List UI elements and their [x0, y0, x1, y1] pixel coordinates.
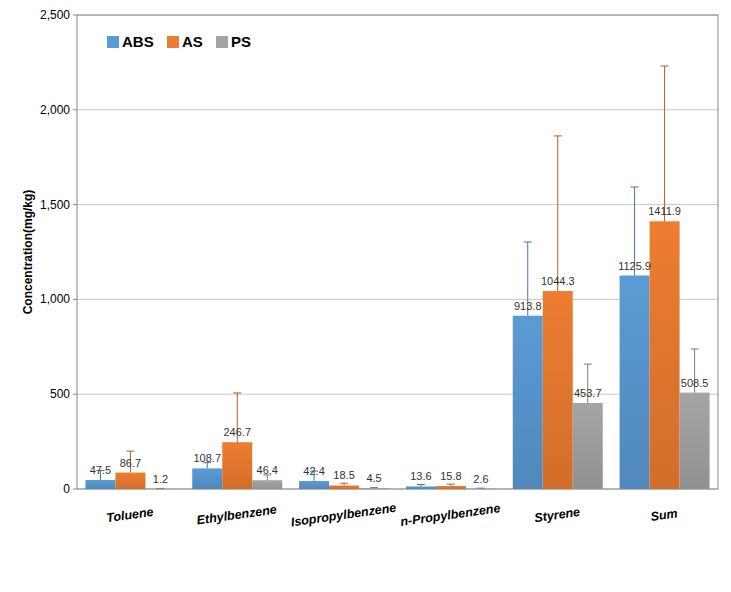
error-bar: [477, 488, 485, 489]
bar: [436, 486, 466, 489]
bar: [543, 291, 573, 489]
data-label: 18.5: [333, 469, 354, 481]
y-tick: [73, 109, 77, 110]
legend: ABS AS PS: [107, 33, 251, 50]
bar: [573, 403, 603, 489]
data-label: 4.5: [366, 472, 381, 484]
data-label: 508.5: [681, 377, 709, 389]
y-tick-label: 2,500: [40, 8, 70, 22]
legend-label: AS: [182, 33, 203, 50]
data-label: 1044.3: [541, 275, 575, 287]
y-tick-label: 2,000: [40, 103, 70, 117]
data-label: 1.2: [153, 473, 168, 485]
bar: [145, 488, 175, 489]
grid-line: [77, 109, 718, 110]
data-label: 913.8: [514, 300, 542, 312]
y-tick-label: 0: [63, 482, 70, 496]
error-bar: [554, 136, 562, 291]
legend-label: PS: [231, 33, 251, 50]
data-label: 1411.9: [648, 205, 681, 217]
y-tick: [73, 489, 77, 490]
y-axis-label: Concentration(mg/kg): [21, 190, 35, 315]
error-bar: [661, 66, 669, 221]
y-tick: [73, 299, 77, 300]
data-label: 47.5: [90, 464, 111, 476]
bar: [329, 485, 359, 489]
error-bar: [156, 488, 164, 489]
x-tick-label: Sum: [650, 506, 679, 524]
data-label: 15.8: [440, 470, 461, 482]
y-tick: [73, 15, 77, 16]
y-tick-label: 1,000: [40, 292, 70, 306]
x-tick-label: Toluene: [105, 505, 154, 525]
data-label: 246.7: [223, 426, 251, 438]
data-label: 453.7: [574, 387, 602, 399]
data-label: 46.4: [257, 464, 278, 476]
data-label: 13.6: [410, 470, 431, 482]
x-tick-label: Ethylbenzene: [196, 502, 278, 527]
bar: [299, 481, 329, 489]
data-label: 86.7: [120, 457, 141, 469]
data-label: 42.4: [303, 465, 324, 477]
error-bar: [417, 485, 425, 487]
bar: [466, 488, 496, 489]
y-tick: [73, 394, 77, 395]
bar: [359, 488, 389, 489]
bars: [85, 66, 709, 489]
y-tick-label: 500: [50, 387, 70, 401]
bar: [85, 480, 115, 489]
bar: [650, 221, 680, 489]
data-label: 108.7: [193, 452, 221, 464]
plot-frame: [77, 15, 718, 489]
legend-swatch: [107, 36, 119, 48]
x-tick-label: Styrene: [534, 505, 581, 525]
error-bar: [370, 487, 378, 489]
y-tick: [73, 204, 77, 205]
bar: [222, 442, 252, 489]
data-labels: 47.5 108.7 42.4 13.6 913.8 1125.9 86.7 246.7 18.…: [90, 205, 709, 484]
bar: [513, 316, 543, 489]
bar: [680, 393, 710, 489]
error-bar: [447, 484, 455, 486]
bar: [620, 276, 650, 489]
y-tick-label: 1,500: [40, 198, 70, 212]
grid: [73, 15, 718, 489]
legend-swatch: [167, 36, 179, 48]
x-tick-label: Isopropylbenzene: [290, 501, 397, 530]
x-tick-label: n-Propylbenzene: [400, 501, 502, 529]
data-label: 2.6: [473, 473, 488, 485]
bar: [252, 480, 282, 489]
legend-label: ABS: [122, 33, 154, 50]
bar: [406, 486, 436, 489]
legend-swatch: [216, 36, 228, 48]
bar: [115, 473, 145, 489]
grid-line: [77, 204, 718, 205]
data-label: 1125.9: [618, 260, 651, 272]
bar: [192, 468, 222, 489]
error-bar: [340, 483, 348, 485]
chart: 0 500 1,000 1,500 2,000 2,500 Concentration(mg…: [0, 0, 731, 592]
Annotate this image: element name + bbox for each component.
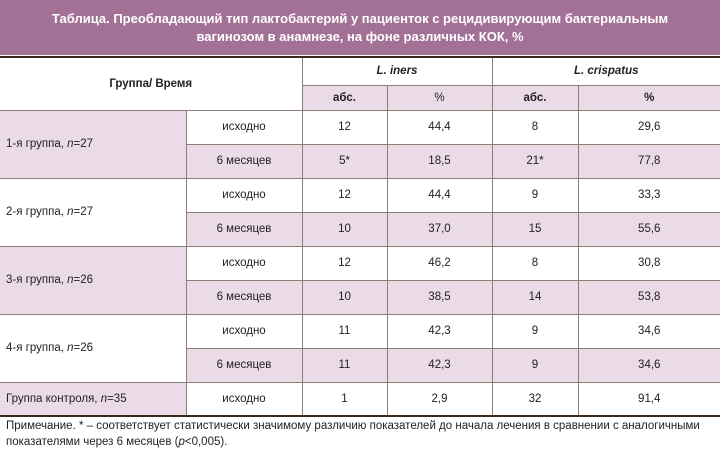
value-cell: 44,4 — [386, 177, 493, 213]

========

_EXERCISE OBJECTIVE_.
Rename "data-label" to "value-label" in the items from the line with "error-bar: [477, 488, 485, 489]" up to and including the line with "data-label: 508.5: [681, 377, 709, 389]". Give only those lines, with everything else unchanged.

_THE SOLUTION_.
error-bar: [477, 488, 485, 489]
bar: [436, 486, 466, 489]
bar: [543, 291, 573, 489]
value-label: 18.5: [333, 469, 354, 481]
y-tick: [73, 109, 77, 110]
legend: ABS AS PS: [107, 33, 251, 50]
bar: [573, 403, 603, 489]
value-label: 4.5: [366, 472, 381, 484]
value-label: 508.5: [681, 377, 709, 389]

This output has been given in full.